• [Stored data]

>> start

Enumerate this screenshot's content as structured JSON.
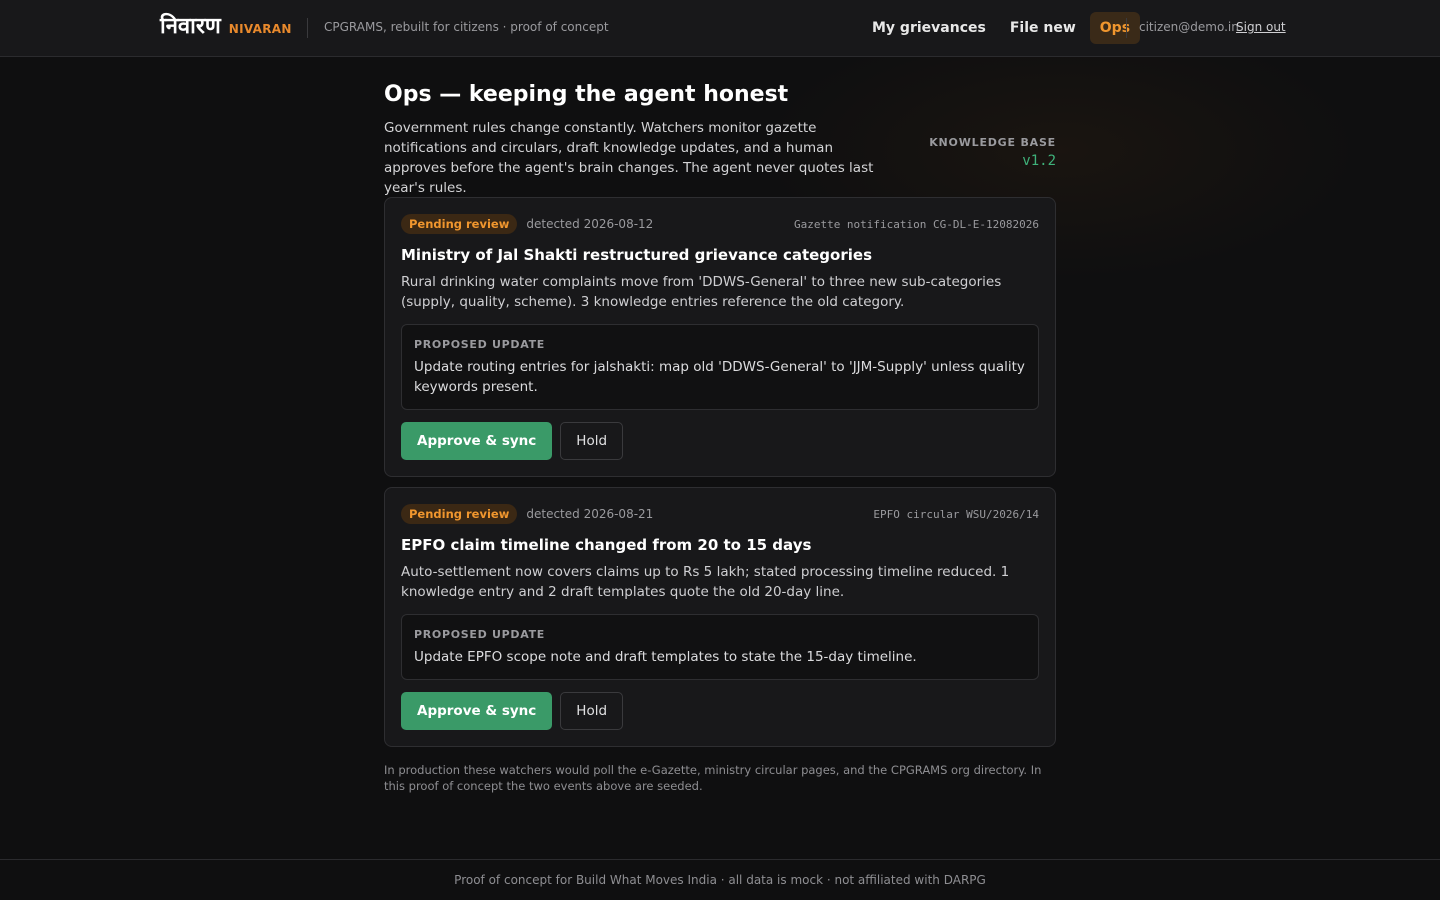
{
  "header": {
    "brand_devanagari": "निवारण",
    "brand_latin": "NIVARAN",
    "tagline": "CPGRAMS, rebuilt for citizens · proof of concept",
    "nav": [
      {
        "label": "My grievances"
      },
      {
        "label": "File new"
      },
      {
        "label": "Ops",
        "active": true
      }
    ],
    "user_email": "citizen@demo.in",
    "signout_label": "Sign out"
  },
  "page": {
    "title": "Ops — keeping the agent honest",
    "intro": "Government rules change constantly. Watchers monitor gazette notifications and circulars, draft knowledge updates, and a human approves before the agent's brain changes. The agent never quotes last year's rules.",
    "knowledge_base_label": "KNOWLEDGE BASE",
    "knowledge_base_version": "v1.2"
  },
  "events": [
    {
      "status": "Pending review",
      "detected": "detected 2026-08-12",
      "source": "Gazette notification CG-DL-E-12082026",
      "title": "Ministry of Jal Shakti restructured grievance categories",
      "description": "Rural drinking water complaints move from 'DDWS-General' to three new sub-categories (supply, quality, scheme). 3 knowledge entries reference the old category.",
      "proposal_label": "PROPOSED UPDATE",
      "proposal": "Update routing entries for jalshakti: map old 'DDWS-General' to 'JJM-Supply' unless quality keywords present.",
      "approve_label": "Approve & sync",
      "hold_label": "Hold"
    },
    {
      "status": "Pending review",
      "detected": "detected 2026-08-21",
      "source": "EPFO circular WSU/2026/14",
      "title": "EPFO claim timeline changed from 20 to 15 days",
      "description": "Auto-settlement now covers claims up to Rs 5 lakh; stated processing timeline reduced. 1 knowledge entry and 2 draft templates quote the old 20-day line.",
      "proposal_label": "PROPOSED UPDATE",
      "proposal": "Update EPFO scope note and draft templates to state the 15-day timeline.",
      "approve_label": "Approve & sync",
      "hold_label": "Hold"
    }
  ],
  "footnote": "In production these watchers would poll the e-Gazette, ministry circular pages, and the CPGRAMS org directory. In this proof of concept the two events above are seeded.",
  "footer": "Proof of concept for Build What Moves India · all data is mock · not affiliated with DARPG",
  "colors": {
    "accent": "#f0962e",
    "approve": "#3a9a68",
    "version": "#3fb27a",
    "background": "#0f0f10"
  }
}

>> end

• [Set task] Report the number of lines that include the string "General"; return nothing but the count.

• [Written reply] 2